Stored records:
# # # # # # #

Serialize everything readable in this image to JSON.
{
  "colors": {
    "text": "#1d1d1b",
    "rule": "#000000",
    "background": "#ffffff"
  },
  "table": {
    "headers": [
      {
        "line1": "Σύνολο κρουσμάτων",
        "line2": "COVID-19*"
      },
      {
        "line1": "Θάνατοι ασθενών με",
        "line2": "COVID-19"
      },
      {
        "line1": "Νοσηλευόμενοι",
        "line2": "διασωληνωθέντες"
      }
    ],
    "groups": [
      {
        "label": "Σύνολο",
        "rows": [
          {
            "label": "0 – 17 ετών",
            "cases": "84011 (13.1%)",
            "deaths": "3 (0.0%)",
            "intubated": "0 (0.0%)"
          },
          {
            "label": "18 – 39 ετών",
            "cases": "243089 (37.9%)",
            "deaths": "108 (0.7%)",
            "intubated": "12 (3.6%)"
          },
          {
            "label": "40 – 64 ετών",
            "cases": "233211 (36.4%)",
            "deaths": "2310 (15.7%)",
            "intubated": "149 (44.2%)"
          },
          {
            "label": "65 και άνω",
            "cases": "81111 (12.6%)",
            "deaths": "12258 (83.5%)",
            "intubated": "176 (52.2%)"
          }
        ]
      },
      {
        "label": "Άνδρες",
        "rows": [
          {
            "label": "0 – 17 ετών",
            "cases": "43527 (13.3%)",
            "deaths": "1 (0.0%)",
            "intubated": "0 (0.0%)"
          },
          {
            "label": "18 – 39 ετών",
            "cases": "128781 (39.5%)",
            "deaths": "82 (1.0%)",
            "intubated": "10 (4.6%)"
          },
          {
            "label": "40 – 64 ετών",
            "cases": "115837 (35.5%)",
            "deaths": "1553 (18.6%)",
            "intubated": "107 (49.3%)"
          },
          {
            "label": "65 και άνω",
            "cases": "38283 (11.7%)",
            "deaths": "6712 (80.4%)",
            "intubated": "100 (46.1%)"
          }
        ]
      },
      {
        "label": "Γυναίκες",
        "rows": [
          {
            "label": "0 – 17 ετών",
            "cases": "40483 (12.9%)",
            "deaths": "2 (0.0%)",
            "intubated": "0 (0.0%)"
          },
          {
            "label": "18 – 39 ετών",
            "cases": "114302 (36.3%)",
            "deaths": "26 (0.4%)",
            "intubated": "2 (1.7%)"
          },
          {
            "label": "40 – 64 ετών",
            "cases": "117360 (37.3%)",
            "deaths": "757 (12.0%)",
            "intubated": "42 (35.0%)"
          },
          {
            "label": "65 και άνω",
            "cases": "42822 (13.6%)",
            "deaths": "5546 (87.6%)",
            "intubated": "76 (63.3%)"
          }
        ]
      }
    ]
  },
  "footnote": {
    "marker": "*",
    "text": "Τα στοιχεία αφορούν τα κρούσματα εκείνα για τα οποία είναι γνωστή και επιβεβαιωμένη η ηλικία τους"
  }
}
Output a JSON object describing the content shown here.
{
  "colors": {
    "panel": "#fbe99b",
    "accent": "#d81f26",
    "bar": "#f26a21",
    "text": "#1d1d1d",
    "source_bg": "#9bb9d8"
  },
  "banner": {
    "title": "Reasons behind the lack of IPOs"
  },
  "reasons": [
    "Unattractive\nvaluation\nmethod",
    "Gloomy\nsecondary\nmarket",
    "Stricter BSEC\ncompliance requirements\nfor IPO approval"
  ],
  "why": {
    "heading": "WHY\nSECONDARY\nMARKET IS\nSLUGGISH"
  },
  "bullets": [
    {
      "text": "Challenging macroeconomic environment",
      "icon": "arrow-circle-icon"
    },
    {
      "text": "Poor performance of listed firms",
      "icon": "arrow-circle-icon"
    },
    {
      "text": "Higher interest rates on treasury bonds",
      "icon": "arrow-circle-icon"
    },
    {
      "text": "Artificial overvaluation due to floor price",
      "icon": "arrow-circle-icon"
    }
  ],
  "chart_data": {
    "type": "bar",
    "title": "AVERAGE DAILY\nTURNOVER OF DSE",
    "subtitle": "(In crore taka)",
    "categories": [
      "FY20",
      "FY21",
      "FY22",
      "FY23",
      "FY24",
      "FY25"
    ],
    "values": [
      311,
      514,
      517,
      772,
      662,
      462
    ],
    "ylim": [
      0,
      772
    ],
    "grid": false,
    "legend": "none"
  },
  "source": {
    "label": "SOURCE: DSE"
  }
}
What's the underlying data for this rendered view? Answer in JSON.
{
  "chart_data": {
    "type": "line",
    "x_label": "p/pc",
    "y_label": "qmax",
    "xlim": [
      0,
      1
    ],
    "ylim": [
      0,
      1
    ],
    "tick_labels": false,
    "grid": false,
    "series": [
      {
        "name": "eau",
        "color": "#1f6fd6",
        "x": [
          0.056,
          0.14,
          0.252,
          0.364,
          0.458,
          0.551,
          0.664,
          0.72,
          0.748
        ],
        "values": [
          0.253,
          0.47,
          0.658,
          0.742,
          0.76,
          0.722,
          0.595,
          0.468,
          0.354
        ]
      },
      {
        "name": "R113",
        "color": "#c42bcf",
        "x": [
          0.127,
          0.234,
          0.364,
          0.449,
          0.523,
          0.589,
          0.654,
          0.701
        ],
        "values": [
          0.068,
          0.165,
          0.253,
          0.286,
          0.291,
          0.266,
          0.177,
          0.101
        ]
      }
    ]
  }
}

# # # # # # #

## Direction:
Every line above should be printed again exactly as it stands.

## Correct response:
Serialize everything readable in this image to JSON.
{
  "colors": {
    "text": "#1d1d1b",
    "rule": "#000000",
    "background": "#ffffff"
  },
  "table": {
    "headers": [
      {
        "line1": "Σύνολο κρουσμάτων",
        "line2": "COVID-19*"
      },
      {
        "line1": "Θάνατοι ασθενών με",
        "line2": "COVID-19"
      },
      {
        "line1": "Νοσηλευόμενοι",
        "line2": "διασωληνωθέντες"
      }
    ],
    "groups": [
      {
        "label": "Σύνολο",
        "rows": [
          {
            "label": "0 – 17 ετών",
            "cases": "84011 (13.1%)",
            "deaths": "3 (0.0%)",
            "intubated": "0 (0.0%)"
          },
          {
            "label": "18 – 39 ετών",
            "cases": "243089 (37.9%)",
            "deaths": "108 (0.7%)",
            "intubated": "12 (3.6%)"
          },
          {
            "label": "40 – 64 ετών",
            "cases": "233211 (36.4%)",
            "deaths": "2310 (15.7%)",
            "intubated": "149 (44.2%)"
          },
          {
            "label": "65 και άνω",
            "cases": "81111 (12.6%)",
            "deaths": "12258 (83.5%)",
            "intubated": "176 (52.2%)"
          }
        ]
      },
      {
        "label": "Άνδρες",
        "rows": [
          {
            "label": "0 – 17 ετών",
            "cases": "43527 (13.3%)",
            "deaths": "1 (0.0%)",
            "intubated": "0 (0.0%)"
          },
          {
            "label": "18 – 39 ετών",
            "cases": "128781 (39.5%)",
            "deaths": "82 (1.0%)",
            "intubated": "10 (4.6%)"
          },
          {
            "label": "40 – 64 ετών",
            "cases": "115837 (35.5%)",
            "deaths": "1553 (18.6%)",
            "intubated": "107 (49.3%)"
          },
          {
            "label": "65 και άνω",
            "cases": "38283 (11.7%)",
            "deaths": "6712 (80.4%)",
            "intubated": "100 (46.1%)"
          }
        ]
      },
      {
        "label": "Γυναίκες",
        "rows": [
          {
            "label": "0 – 17 ετών",
            "cases": "40483 (12.9%)",
            "deaths": "2 (0.0%)",
            "intubated": "0 (0.0%)"
          },
          {
            "label": "18 – 39 ετών",
            "cases": "114302 (36.3%)",
            "deaths": "26 (0.4%)",
            "intubated": "2 (1.7%)"
          },
          {
            "label": "40 – 64 ετών",
            "cases": "117360 (37.3%)",
            "deaths": "757 (12.0%)",
            "intubated": "42 (35.0%)"
          },
          {
            "label": "65 και άνω",
            "cases": "42822 (13.6%)",
            "deaths": "5546 (87.6%)",
            "intubated": "76 (63.3%)"
          }
        ]
      }
    ]
  },
  "footnote": {
    "marker": "*",
    "text": "Τα στοιχεία αφορούν τα κρούσματα εκείνα για τα οποία είναι γνωστή και επιβεβαιωμένη η ηλικία τους"
  }
}
Output a JSON object describing the content shown here.
{
  "colors": {
    "panel": "#fbe99b",
    "accent": "#d81f26",
    "bar": "#f26a21",
    "text": "#1d1d1d",
    "source_bg": "#9bb9d8"
  },
  "banner": {
    "title": "Reasons behind the lack of IPOs"
  },
  "reasons": [
    "Unattractive\nvaluation\nmethod",
    "Gloomy\nsecondary\nmarket",
    "Stricter BSEC\ncompliance requirements\nfor IPO approval"
  ],
  "why": {
    "heading": "WHY\nSECONDARY\nMARKET IS\nSLUGGISH"
  },
  "bullets": [
    {
      "text": "Challenging macroeconomic environment",
      "icon": "arrow-circle-icon"
    },
    {
      "text": "Poor performance of listed firms",
      "icon": "arrow-circle-icon"
    },
    {
      "text": "Higher interest rates on treasury bonds",
      "icon": "arrow-circle-icon"
    },
    {
      "text": "Artificial overvaluation due to floor price",
      "icon": "arrow-circle-icon"
    }
  ],
  "chart_data": {
    "type": "bar",
    "title": "AVERAGE DAILY\nTURNOVER OF DSE",
    "subtitle": "(In crore taka)",
    "categories": [
      "FY20",
      "FY21",
      "FY22",
      "FY23",
      "FY24",
      "FY25"
    ],
    "values": [
      311,
      514,
      517,
      772,
      662,
      462
    ],
    "ylim": [
      0,
      772
    ],
    "grid": false,
    "legend": "none"
  },
  "source": {
    "label": "SOURCE: DSE"
  }
}
What's the underlying data for this rendered view? Answer in JSON.
{
  "chart_data": {
    "type": "line",
    "x_label": "p/pc",
    "y_label": "qmax",
    "xlim": [
      0,
      1
    ],
    "ylim": [
      0,
      1
    ],
    "tick_labels": false,
    "grid": false,
    "series": [
      {
        "name": "eau",
        "color": "#1f6fd6",
        "x": [
          0.056,
          0.14,
          0.252,
          0.364,
          0.458,
          0.551,
          0.664,
          0.72,
          0.748
        ],
        "values": [
          0.253,
          0.47,
          0.658,
          0.742,
          0.76,
          0.722,
          0.595,
          0.468,
          0.354
        ]
      },
      {
        "name": "R113",
        "color": "#c42bcf",
        "x": [
          0.127,
          0.234,
          0.364,
          0.449,
          0.523,
          0.589,
          0.654,
          0.701
        ],
        "values": [
          0.068,
          0.165,
          0.253,
          0.286,
          0.291,
          0.266,
          0.177,
          0.101
        ]
      }
    ]
  }
}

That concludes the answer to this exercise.